=== DATASET EXTRACT ===
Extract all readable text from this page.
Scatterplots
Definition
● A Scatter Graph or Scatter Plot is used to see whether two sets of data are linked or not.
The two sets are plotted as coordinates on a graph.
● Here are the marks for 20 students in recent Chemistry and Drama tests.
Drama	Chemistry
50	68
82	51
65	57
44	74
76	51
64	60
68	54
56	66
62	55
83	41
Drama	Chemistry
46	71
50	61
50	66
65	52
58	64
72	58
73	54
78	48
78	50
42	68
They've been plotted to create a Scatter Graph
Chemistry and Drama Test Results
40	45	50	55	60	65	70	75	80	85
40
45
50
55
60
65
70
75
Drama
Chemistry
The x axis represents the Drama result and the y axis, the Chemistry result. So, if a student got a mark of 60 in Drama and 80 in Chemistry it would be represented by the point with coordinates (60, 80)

* * *

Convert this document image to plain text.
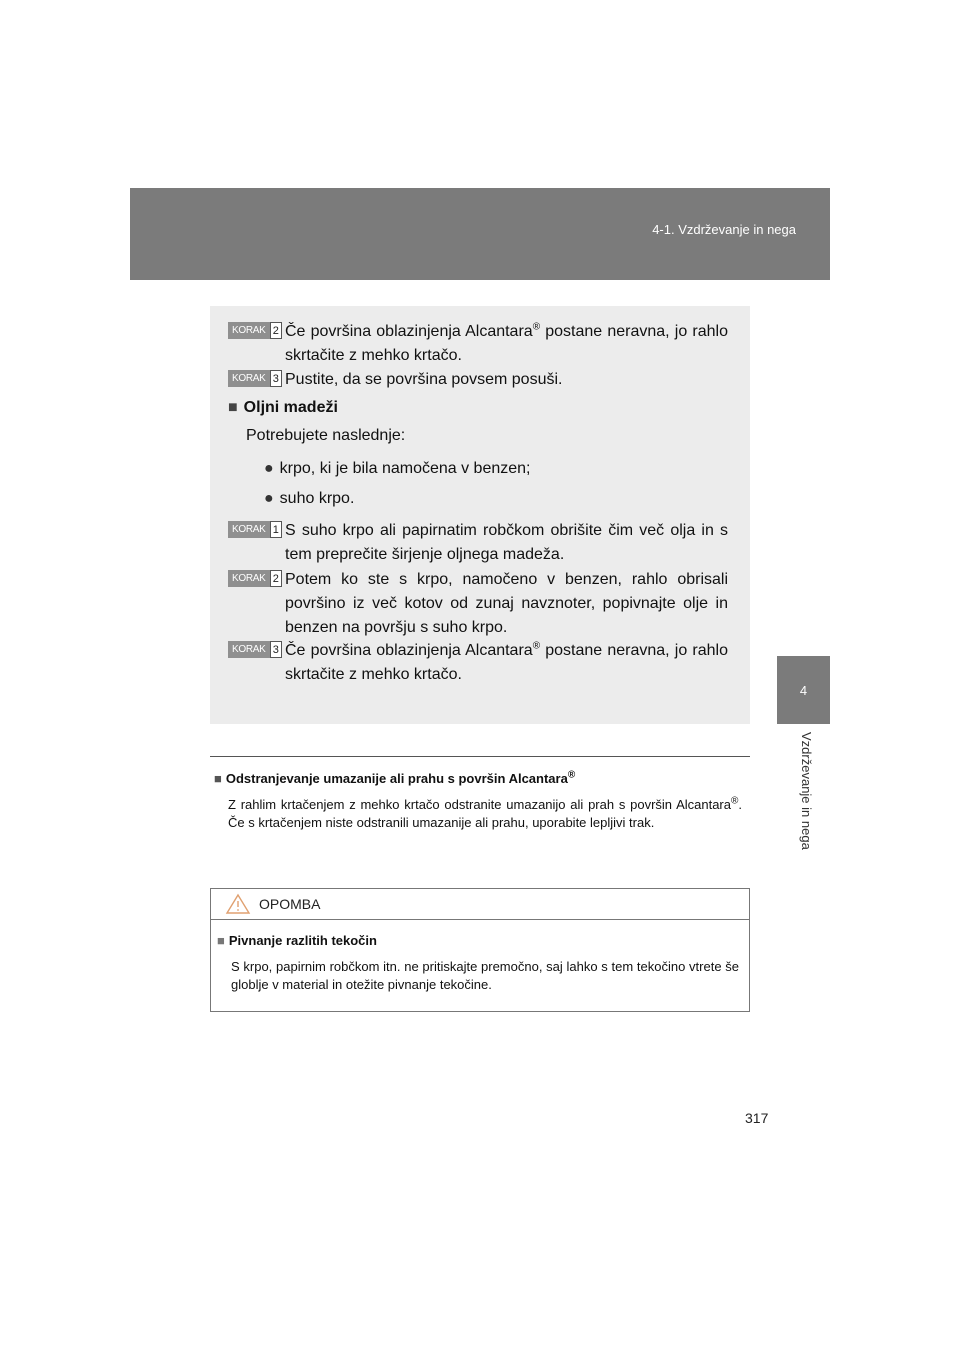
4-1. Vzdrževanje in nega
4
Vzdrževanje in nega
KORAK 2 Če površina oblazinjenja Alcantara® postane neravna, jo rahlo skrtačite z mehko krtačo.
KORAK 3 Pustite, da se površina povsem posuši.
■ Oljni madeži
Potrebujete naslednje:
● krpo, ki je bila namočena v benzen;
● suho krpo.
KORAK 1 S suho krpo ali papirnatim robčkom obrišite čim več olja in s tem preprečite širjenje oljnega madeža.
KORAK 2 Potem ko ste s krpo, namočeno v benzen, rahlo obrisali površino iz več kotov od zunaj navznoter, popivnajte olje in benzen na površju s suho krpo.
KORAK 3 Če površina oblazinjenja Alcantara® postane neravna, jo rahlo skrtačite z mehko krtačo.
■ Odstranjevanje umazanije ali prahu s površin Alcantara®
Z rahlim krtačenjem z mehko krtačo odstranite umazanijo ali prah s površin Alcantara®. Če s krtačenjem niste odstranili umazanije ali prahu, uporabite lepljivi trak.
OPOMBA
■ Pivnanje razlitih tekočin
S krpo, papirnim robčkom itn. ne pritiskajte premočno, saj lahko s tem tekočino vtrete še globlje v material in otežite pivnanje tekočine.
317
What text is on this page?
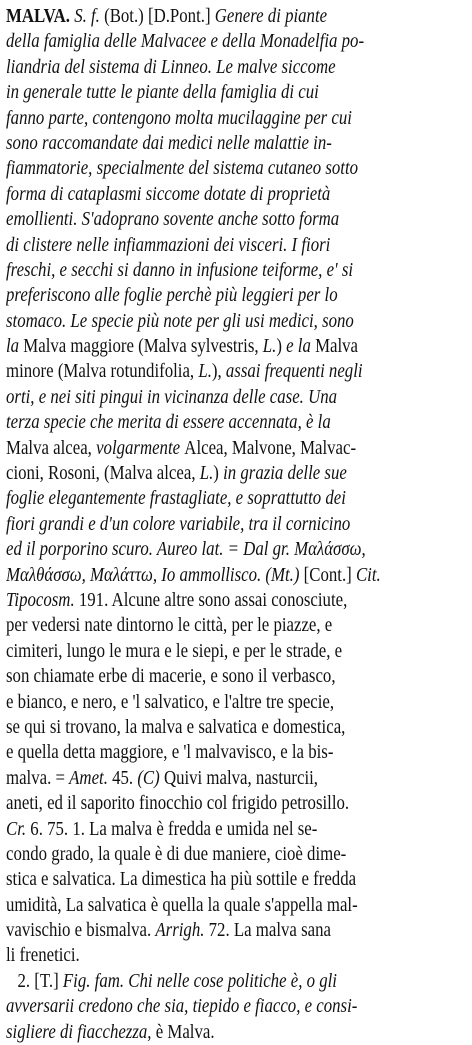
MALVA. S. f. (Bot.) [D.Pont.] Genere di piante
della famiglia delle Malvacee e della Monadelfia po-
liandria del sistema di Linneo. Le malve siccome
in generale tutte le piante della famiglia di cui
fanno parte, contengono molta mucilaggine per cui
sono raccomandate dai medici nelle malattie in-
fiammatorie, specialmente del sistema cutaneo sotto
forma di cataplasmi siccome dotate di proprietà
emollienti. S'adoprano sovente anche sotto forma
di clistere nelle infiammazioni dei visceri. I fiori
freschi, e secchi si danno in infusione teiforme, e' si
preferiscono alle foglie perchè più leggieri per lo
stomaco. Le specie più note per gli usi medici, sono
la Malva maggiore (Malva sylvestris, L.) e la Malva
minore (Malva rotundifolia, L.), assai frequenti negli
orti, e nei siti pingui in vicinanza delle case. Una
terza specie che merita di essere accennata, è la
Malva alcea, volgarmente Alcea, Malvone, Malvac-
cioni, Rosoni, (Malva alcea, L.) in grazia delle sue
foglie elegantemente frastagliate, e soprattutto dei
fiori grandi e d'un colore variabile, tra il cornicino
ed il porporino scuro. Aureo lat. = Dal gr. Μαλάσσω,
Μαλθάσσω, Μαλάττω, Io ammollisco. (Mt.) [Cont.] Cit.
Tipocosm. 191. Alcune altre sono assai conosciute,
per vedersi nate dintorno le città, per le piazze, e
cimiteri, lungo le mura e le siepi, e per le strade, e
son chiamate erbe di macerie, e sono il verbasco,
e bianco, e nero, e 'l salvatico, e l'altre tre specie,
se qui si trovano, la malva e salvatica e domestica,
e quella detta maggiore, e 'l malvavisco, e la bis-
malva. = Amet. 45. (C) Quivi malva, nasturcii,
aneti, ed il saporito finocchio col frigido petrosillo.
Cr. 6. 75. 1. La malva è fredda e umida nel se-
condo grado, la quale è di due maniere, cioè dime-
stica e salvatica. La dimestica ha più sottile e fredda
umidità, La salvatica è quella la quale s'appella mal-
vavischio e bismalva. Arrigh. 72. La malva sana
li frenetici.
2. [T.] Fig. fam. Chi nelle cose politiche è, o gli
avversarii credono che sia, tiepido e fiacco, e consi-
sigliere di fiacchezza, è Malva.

--

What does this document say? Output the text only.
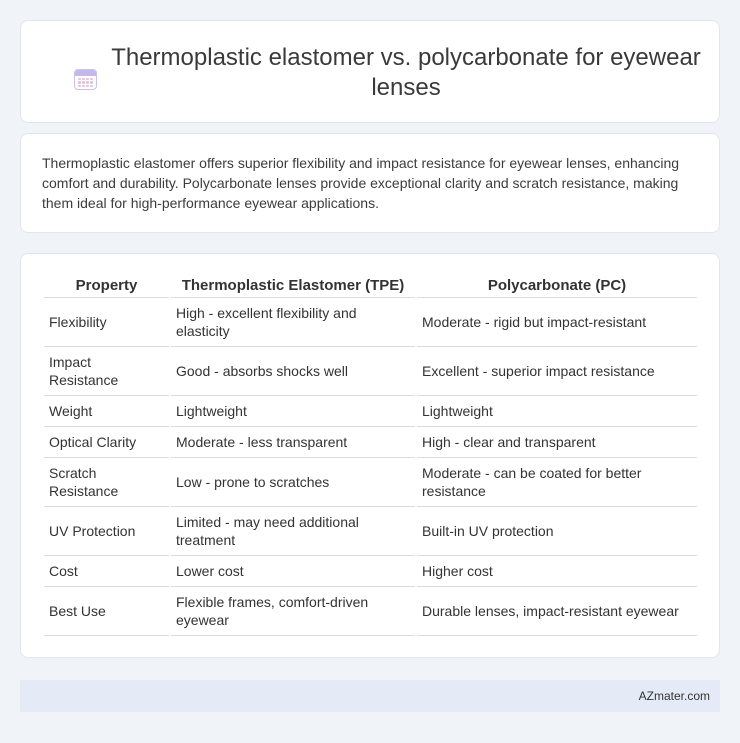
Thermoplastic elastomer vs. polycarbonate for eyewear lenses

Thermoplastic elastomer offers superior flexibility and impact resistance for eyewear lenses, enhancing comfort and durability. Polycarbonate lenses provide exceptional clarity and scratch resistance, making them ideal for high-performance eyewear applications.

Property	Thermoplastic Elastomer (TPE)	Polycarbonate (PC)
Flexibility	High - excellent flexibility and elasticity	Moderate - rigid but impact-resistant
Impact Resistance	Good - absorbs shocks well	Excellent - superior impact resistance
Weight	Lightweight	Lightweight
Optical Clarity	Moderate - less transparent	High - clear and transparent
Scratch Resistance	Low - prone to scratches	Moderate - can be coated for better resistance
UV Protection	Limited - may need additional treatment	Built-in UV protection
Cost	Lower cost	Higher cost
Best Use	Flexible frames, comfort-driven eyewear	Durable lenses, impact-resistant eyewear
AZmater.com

=== BRIEF ===
Which lines hold the word "rahlo"? Copy each of them from the records.

=== SOLUTION FOR THIS EXERCISE ===
KORAK 2 Če površina oblazinjenja Alcantara® postane neravna, jo rahlo skrtačite z mehko krtačo.
KORAK 2 Potem ko ste s krpo, namočeno v benzen, rahlo obrisali površino iz več kotov od zunaj navznoter, popivnajte olje in benzen na površju s suho krpo.
KORAK 3 Če površina oblazinjenja Alcantara® postane neravna, jo rahlo skrtačite z mehko krtačo.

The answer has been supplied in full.